EXERCISE OBJECTIVE >> Pull every line of the entries that has the word "Viser".

SUPPLIED MATERIAL >>
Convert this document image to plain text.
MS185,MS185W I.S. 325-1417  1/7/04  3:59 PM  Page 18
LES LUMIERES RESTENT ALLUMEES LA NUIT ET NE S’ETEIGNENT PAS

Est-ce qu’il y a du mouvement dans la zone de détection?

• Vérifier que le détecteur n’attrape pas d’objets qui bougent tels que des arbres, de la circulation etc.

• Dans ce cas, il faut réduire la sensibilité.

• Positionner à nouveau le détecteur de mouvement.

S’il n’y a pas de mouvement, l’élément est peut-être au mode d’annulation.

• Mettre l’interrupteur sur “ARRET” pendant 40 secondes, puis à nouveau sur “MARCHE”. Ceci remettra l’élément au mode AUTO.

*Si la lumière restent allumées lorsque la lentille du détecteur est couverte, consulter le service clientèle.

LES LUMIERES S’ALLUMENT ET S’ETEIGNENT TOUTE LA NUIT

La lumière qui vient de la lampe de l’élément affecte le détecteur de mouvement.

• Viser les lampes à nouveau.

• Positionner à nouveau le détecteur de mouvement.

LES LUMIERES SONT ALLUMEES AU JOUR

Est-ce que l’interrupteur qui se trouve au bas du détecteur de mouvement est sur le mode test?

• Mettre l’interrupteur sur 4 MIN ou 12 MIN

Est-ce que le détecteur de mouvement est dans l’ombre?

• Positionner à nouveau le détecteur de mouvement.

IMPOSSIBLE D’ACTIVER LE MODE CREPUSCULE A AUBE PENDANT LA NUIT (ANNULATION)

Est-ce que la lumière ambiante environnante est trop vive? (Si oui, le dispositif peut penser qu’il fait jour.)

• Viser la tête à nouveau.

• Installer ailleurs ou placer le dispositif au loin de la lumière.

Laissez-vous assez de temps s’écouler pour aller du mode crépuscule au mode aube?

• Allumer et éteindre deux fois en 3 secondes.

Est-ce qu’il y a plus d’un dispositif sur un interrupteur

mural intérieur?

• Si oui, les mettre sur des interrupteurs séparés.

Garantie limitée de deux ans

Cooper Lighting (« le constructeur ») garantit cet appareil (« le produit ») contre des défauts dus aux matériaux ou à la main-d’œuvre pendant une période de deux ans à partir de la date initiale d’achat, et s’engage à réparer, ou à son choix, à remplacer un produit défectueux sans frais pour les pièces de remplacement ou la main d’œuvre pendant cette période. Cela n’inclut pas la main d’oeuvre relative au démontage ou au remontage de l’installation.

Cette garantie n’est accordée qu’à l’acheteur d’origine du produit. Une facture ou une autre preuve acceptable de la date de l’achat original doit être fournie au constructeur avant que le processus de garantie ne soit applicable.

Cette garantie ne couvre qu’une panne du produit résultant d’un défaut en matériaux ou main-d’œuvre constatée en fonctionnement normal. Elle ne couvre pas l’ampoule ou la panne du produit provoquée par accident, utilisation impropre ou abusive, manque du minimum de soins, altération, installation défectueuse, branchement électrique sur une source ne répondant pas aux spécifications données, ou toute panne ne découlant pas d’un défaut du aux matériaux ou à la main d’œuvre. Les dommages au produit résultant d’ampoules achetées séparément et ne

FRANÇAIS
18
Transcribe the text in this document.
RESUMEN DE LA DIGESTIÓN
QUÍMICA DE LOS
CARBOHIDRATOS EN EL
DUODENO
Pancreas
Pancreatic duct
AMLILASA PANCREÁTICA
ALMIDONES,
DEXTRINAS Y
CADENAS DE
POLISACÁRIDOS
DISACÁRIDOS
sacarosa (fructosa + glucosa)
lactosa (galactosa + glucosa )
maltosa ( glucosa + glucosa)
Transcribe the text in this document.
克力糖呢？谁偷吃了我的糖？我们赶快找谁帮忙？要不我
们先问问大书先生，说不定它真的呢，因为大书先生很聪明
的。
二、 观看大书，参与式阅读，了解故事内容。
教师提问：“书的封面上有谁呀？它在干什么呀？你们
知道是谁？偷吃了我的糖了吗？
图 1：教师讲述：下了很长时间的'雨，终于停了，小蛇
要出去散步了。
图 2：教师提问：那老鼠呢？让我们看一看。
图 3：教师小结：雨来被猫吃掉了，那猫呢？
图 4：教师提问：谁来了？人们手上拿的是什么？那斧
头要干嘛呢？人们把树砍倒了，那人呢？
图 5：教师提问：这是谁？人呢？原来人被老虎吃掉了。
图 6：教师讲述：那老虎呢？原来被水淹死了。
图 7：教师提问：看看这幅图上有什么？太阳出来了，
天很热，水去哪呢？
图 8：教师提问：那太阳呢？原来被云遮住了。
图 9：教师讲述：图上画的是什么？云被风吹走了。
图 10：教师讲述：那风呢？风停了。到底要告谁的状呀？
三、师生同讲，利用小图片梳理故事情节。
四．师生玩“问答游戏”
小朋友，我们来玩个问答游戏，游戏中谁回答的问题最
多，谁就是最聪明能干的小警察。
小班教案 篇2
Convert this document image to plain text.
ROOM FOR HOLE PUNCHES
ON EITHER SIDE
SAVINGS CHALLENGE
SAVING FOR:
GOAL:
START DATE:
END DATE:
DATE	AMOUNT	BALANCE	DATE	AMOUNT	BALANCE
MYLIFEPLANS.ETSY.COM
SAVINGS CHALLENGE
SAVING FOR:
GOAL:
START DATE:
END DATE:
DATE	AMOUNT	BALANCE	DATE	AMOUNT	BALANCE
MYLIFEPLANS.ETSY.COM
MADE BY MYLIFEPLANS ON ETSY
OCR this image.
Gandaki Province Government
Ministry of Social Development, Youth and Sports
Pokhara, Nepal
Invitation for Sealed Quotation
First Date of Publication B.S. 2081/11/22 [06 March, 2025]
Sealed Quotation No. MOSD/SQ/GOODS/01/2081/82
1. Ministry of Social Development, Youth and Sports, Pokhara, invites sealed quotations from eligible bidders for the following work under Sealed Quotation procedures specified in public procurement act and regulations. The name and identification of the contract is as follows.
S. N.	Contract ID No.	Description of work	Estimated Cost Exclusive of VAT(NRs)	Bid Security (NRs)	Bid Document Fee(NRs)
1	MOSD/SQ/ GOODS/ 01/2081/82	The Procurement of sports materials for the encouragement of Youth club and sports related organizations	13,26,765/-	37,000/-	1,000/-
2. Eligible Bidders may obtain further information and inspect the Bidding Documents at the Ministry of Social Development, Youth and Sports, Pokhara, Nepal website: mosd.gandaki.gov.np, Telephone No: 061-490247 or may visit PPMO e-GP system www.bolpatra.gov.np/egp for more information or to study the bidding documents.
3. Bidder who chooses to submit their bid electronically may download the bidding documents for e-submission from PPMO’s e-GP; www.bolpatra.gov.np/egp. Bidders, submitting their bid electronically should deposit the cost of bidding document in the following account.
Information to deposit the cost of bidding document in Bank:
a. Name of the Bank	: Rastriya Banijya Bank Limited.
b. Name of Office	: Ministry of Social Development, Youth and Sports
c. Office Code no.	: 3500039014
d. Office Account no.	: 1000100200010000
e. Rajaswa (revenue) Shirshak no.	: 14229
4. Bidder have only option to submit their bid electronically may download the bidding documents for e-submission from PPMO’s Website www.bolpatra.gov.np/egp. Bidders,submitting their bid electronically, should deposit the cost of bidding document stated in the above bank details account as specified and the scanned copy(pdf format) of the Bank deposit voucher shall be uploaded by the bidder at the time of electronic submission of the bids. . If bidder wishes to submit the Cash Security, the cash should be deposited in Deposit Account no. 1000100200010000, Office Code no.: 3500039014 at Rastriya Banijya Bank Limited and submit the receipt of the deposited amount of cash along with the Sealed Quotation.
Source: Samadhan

EXPECTED ANSWER >>
• Viser les lampes à nouveau.
• Viser la tête à nouveau.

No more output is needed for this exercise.